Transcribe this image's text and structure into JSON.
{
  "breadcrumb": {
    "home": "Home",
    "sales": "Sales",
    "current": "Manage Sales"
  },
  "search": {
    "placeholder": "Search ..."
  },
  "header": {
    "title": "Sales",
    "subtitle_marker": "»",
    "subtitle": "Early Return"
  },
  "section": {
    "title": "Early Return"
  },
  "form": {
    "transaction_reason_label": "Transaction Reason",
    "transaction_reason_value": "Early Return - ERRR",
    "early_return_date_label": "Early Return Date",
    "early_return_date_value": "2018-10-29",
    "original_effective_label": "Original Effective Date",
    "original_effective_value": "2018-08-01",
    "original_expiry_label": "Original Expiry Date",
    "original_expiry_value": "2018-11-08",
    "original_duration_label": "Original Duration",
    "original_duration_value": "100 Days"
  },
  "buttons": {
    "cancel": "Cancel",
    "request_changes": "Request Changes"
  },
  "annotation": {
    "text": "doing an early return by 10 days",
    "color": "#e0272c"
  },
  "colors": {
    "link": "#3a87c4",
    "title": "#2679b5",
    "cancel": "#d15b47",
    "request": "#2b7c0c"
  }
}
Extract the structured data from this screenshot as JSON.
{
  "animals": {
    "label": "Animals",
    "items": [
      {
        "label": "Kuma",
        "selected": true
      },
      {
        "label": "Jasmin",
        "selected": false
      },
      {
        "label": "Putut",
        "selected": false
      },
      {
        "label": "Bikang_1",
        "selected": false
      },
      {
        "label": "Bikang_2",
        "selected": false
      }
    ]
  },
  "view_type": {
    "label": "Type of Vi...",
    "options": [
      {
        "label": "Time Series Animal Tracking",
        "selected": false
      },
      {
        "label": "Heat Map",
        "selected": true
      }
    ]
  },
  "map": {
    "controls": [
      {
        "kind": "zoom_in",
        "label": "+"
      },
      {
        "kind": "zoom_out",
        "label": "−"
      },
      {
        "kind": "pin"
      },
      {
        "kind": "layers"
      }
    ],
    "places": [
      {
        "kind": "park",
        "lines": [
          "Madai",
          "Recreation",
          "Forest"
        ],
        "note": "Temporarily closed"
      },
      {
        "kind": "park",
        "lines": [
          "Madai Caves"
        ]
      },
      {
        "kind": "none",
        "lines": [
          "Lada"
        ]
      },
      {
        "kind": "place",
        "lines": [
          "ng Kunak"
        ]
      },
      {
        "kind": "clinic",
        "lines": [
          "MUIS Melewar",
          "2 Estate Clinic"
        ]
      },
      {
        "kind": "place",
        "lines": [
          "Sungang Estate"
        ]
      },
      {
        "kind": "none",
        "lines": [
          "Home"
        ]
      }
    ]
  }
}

## Objective
Retype the data exactly as given.

## Written response
Transcribe this image's text and structure into JSON.
{
  "breadcrumb": {
    "home": "Home",
    "sales": "Sales",
    "current": "Manage Sales"
  },
  "search": {
    "placeholder": "Search ..."
  },
  "header": {
    "title": "Sales",
    "subtitle_marker": "»",
    "subtitle": "Early Return"
  },
  "section": {
    "title": "Early Return"
  },
  "form": {
    "transaction_reason_label": "Transaction Reason",
    "transaction_reason_value": "Early Return - ERRR",
    "early_return_date_label": "Early Return Date",
    "early_return_date_value": "2018-10-29",
    "original_effective_label": "Original Effective Date",
    "original_effective_value": "2018-08-01",
    "original_expiry_label": "Original Expiry Date",
    "original_expiry_value": "2018-11-08",
    "original_duration_label": "Original Duration",
    "original_duration_value": "100 Days"
  },
  "buttons": {
    "cancel": "Cancel",
    "request_changes": "Request Changes"
  },
  "annotation": {
    "text": "doing an early return by 10 days",
    "color": "#e0272c"
  },
  "colors": {
    "link": "#3a87c4",
    "title": "#2679b5",
    "cancel": "#d15b47",
    "request": "#2b7c0c"
  }
}
Extract the structured data from this screenshot as JSON.
{
  "animals": {
    "label": "Animals",
    "items": [
      {
        "label": "Kuma",
        "selected": true
      },
      {
        "label": "Jasmin",
        "selected": false
      },
      {
        "label": "Putut",
        "selected": false
      },
      {
        "label": "Bikang_1",
        "selected": false
      },
      {
        "label": "Bikang_2",
        "selected": false
      }
    ]
  },
  "view_type": {
    "label": "Type of Vi...",
    "options": [
      {
        "label": "Time Series Animal Tracking",
        "selected": false
      },
      {
        "label": "Heat Map",
        "selected": true
      }
    ]
  },
  "map": {
    "controls": [
      {
        "kind": "zoom_in",
        "label": "+"
      },
      {
        "kind": "zoom_out",
        "label": "−"
      },
      {
        "kind": "pin"
      },
      {
        "kind": "layers"
      }
    ],
    "places": [
      {
        "kind": "park",
        "lines": [
          "Madai",
          "Recreation",
          "Forest"
        ],
        "note": "Temporarily closed"
      },
      {
        "kind": "park",
        "lines": [
          "Madai Caves"
        ]
      },
      {
        "kind": "none",
        "lines": [
          "Lada"
        ]
      },
      {
        "kind": "place",
        "lines": [
          "ng Kunak"
        ]
      },
      {
        "kind": "clinic",
        "lines": [
          "MUIS Melewar",
          "2 Estate Clinic"
        ]
      },
      {
        "kind": "place",
        "lines": [
          "Sungang Estate"
        ]
      },
      {
        "kind": "none",
        "lines": [
          "Home"
        ]
      }
    ]
  }
}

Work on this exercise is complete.